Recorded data
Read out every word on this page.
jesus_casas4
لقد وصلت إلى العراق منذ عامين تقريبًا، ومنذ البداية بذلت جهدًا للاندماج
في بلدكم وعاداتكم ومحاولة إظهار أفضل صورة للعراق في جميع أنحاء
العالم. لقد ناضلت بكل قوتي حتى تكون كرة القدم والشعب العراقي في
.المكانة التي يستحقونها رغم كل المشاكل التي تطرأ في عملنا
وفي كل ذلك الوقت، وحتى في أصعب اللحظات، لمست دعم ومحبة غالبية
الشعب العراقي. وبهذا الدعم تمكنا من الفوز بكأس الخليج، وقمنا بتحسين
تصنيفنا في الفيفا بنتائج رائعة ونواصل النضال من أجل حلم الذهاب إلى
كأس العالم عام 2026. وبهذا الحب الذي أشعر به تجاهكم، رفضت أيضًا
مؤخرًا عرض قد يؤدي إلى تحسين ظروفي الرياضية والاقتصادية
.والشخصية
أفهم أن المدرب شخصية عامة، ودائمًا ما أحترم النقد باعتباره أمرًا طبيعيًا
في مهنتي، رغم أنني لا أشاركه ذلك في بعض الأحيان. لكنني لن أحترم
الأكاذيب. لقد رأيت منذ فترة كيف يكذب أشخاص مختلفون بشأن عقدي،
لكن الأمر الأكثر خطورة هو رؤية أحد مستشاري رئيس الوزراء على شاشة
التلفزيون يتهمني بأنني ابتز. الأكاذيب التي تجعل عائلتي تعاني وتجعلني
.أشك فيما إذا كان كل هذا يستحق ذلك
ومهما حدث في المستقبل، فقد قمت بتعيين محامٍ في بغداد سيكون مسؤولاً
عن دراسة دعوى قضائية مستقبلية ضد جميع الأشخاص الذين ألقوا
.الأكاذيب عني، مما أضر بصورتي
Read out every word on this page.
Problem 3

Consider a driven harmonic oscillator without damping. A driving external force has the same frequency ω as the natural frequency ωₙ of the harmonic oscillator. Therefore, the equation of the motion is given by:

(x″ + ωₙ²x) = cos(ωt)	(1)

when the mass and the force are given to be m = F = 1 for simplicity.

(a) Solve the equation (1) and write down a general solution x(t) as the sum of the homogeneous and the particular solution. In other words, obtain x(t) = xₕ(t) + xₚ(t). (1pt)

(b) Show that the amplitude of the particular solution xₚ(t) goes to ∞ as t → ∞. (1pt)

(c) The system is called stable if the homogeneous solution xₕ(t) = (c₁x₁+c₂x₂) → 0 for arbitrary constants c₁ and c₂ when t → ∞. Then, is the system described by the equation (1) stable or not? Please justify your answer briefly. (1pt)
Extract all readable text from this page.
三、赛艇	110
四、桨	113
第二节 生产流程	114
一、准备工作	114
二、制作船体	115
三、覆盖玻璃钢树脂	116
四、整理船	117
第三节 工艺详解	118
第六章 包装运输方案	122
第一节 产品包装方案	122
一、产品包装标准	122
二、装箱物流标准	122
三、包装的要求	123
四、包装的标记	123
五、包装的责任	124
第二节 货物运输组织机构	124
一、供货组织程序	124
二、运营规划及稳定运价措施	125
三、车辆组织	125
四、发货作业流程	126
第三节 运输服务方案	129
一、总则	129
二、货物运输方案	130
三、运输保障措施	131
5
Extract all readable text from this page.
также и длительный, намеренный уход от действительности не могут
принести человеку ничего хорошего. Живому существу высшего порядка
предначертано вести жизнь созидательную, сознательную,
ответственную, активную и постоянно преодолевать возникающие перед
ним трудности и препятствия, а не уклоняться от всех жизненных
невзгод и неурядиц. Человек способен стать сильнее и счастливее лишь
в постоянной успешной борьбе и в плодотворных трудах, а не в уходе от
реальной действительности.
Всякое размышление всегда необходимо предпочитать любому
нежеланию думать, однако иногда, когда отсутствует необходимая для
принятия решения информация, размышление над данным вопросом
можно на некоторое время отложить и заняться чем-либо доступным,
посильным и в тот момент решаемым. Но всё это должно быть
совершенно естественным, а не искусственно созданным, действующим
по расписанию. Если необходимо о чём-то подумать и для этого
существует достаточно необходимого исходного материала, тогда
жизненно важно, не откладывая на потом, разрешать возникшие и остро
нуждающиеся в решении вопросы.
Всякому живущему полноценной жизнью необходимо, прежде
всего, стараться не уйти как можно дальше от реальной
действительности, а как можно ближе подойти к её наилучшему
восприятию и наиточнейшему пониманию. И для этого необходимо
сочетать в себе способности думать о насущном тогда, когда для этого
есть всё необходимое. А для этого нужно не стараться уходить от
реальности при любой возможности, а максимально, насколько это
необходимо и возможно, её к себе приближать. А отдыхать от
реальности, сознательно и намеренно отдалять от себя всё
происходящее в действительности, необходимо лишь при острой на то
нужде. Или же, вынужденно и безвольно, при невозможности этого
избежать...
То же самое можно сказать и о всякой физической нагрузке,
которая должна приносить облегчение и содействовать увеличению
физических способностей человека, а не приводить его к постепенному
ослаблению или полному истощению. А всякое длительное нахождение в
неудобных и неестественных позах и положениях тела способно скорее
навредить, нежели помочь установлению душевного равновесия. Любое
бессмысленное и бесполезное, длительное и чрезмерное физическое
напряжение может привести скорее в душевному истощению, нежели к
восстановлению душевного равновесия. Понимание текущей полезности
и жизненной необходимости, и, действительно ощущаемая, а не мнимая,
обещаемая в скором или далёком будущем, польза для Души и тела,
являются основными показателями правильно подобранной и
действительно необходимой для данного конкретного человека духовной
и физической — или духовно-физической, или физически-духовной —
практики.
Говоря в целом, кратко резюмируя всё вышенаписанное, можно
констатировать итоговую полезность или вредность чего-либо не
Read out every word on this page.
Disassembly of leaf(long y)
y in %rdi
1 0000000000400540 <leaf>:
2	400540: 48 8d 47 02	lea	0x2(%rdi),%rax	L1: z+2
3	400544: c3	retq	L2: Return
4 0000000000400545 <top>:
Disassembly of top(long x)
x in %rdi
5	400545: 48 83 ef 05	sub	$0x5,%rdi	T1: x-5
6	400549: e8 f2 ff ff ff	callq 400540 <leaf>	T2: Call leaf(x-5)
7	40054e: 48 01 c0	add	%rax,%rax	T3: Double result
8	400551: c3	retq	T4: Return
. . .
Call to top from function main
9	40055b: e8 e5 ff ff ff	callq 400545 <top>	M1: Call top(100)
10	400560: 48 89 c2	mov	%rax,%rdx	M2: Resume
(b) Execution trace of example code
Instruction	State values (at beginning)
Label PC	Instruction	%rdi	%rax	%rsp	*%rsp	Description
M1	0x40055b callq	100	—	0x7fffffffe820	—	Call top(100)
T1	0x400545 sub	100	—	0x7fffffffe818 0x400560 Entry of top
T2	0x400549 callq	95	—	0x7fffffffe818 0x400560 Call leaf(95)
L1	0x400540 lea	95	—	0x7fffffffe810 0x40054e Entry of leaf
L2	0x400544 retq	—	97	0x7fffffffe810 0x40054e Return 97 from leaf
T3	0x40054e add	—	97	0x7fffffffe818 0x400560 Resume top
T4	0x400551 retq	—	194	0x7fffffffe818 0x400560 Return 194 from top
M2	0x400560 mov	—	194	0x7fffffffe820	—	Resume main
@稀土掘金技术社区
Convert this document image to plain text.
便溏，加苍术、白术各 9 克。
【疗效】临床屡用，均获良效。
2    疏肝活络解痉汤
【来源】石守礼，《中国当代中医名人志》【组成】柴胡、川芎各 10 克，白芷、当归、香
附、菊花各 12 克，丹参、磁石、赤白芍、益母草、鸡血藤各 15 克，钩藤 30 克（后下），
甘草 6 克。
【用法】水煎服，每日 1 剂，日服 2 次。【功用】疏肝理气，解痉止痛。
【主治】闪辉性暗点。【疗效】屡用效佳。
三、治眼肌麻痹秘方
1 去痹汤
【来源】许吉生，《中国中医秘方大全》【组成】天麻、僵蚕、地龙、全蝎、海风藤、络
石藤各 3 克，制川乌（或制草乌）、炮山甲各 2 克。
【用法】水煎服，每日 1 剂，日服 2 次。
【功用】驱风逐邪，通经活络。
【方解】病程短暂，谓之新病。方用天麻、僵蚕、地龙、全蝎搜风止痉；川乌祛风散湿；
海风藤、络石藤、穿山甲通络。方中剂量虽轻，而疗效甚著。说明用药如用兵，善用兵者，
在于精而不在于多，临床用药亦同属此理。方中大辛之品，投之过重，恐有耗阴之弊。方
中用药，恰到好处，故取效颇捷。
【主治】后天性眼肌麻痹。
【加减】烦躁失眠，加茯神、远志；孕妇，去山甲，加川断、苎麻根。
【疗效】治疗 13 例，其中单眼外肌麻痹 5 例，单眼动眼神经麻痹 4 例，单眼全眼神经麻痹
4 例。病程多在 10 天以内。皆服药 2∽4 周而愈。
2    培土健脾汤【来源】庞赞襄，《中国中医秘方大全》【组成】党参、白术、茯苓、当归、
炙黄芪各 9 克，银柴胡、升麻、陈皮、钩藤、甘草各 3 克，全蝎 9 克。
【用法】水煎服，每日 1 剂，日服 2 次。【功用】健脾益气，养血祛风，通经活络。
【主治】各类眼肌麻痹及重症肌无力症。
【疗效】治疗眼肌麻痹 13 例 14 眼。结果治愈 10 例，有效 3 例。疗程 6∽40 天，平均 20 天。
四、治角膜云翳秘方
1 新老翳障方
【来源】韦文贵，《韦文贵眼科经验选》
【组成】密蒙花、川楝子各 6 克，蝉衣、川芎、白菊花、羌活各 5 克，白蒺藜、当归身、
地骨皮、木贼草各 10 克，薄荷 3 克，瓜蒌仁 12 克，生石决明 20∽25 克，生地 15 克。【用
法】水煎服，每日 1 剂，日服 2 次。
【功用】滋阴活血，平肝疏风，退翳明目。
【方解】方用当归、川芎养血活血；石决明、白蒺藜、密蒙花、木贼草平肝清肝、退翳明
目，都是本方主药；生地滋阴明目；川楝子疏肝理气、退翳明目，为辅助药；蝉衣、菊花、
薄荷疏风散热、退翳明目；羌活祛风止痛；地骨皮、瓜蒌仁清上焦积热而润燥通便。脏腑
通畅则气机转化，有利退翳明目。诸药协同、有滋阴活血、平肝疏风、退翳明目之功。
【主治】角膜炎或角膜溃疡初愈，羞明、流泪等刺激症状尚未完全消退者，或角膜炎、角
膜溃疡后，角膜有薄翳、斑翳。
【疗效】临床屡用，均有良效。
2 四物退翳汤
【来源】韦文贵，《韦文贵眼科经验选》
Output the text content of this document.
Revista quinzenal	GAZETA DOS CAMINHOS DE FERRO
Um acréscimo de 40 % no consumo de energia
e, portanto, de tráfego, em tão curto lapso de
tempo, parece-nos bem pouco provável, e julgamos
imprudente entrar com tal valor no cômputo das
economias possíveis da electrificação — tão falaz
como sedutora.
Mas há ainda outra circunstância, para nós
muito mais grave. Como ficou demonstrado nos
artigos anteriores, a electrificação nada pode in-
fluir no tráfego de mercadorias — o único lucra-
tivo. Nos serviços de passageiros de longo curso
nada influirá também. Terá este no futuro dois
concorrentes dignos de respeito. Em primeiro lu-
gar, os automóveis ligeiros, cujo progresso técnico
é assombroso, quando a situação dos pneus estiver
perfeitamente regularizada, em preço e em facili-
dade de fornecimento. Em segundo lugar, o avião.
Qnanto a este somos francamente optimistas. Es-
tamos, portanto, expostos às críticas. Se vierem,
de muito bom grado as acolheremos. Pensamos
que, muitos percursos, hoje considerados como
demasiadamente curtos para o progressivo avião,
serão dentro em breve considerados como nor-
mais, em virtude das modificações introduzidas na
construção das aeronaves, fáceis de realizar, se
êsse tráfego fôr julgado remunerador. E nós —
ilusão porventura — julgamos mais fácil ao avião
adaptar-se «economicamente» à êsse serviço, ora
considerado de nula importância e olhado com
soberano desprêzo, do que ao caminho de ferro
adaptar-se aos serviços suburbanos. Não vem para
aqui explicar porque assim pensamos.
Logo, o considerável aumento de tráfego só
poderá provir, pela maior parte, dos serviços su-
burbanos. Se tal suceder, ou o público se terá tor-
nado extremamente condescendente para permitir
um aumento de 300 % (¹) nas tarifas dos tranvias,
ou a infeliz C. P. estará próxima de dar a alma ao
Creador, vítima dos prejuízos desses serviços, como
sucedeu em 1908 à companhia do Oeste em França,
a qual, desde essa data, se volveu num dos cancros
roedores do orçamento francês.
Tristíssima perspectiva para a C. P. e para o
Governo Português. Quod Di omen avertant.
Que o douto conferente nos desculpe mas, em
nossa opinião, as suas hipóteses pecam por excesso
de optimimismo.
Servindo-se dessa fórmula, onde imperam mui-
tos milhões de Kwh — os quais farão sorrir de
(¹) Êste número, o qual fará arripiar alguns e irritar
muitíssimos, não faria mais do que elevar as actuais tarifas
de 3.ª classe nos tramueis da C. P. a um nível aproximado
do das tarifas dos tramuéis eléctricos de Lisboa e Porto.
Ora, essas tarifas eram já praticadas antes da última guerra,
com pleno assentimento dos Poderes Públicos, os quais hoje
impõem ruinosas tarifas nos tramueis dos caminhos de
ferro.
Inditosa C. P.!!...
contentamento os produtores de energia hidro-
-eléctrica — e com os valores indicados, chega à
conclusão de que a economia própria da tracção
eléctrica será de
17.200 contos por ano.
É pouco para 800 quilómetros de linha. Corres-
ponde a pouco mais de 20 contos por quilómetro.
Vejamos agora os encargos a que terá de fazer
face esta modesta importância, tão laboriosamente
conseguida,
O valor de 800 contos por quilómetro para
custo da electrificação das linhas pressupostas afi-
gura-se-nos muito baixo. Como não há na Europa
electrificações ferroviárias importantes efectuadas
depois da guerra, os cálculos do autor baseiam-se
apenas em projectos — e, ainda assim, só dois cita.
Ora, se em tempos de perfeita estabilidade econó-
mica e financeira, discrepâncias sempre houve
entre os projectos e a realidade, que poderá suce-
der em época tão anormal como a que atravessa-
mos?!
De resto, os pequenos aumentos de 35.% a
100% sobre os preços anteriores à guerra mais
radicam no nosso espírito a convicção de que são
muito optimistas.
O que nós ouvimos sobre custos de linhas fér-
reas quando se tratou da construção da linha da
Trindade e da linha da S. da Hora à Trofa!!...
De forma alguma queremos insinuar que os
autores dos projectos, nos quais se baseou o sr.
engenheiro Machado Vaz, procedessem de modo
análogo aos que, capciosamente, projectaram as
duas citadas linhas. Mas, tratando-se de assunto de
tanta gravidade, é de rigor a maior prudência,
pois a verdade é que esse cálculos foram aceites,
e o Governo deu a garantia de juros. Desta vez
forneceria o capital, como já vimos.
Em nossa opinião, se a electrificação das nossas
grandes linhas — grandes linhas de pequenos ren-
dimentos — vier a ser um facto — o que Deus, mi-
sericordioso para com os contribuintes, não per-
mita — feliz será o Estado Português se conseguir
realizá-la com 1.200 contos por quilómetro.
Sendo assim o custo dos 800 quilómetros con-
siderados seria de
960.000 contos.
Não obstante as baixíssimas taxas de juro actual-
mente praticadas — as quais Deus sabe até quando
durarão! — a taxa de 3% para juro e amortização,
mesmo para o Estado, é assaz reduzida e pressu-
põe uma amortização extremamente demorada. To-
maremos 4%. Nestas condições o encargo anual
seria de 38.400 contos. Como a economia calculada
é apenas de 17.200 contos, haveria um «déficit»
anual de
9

**Work instructions**: Return each line of the data that contains the string "leaf".

**In response**:
Disassembly of leaf(long y)
1 0000000000400540 <leaf>:
6	400549: e8 f2 ff ff ff	callq 400540 <leaf>	T2: Call leaf(x-5)
T2	0x400549 callq	95	—	0x7fffffffe818 0x400560 Call leaf(95)
L1	0x400540 lea	95	—	0x7fffffffe810 0x40054e Entry of leaf
L2	0x400544 retq	—	97	0x7fffffffe810 0x40054e Return 97 from leaf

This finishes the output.